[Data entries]
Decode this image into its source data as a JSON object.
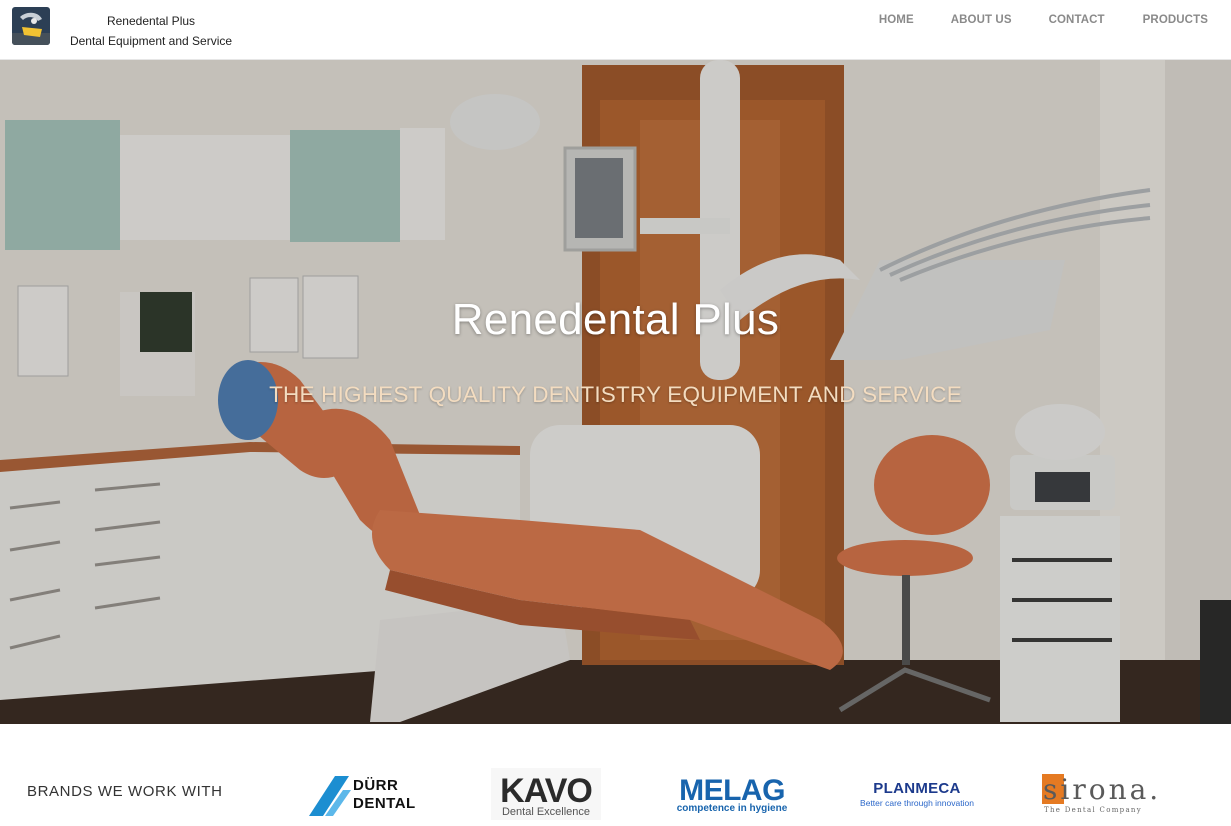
{
  "header": {
    "site_name": "Renedental Plus",
    "tagline": "Dental Equipment and Service",
    "nav": [
      {
        "label": "HOME"
      },
      {
        "label": "ABOUT US"
      },
      {
        "label": "CONTACT"
      },
      {
        "label": "PRODUCTS"
      }
    ]
  },
  "hero": {
    "title": "Renedental Plus",
    "subtitle": "THE HIGHEST QUALITY DENTISTRY EQUIPMENT AND SERVICE"
  },
  "brands": {
    "label": "BRANDS WE WORK WITH",
    "logos": [
      {
        "name": "DÜRR",
        "name2": "DENTAL"
      },
      {
        "name": "KAVO",
        "sub": "Dental Excellence"
      },
      {
        "name": "MELAG",
        "sub": "competence in hygiene"
      },
      {
        "name": "PLANMECA",
        "sub": "Better care through innovation"
      },
      {
        "name": "sirona.",
        "sub": "The Dental Company"
      }
    ]
  },
  "colors": {
    "nav_text": "#8a8a8a",
    "hero_subtitle": "#f3dcc0",
    "chair_orange": "#d9754a",
    "melag_blue": "#1864ad",
    "planmeca_blue": "#1c3a8c",
    "sirona_orange": "#e57a22"
  }
}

→ EXERCISE
Transcribe every record above exactly as written, leaving out any pictures.

→ SOLUTION TO THE EXERCISE
Decode this image into its source data as a JSON object.
{
  "header": {
    "site_name": "Renedental Plus",
    "tagline": "Dental Equipment and Service",
    "nav": [
      {
        "label": "HOME"
      },
      {
        "label": "ABOUT US"
      },
      {
        "label": "CONTACT"
      },
      {
        "label": "PRODUCTS"
      }
    ]
  },
  "hero": {
    "title": "Renedental Plus",
    "subtitle": "THE HIGHEST QUALITY DENTISTRY EQUIPMENT AND SERVICE"
  },
  "brands": {
    "label": "BRANDS WE WORK WITH",
    "logos": [
      {
        "name": "DÜRR",
        "name2": "DENTAL"
      },
      {
        "name": "KAVO",
        "sub": "Dental Excellence"
      },
      {
        "name": "MELAG",
        "sub": "competence in hygiene"
      },
      {
        "name": "PLANMECA",
        "sub": "Better care through innovation"
      },
      {
        "name": "sirona.",
        "sub": "The Dental Company"
      }
    ]
  },
  "colors": {
    "nav_text": "#8a8a8a",
    "hero_subtitle": "#f3dcc0",
    "chair_orange": "#d9754a",
    "melag_blue": "#1864ad",
    "planmeca_blue": "#1c3a8c",
    "sirona_orange": "#e57a22"
  }
}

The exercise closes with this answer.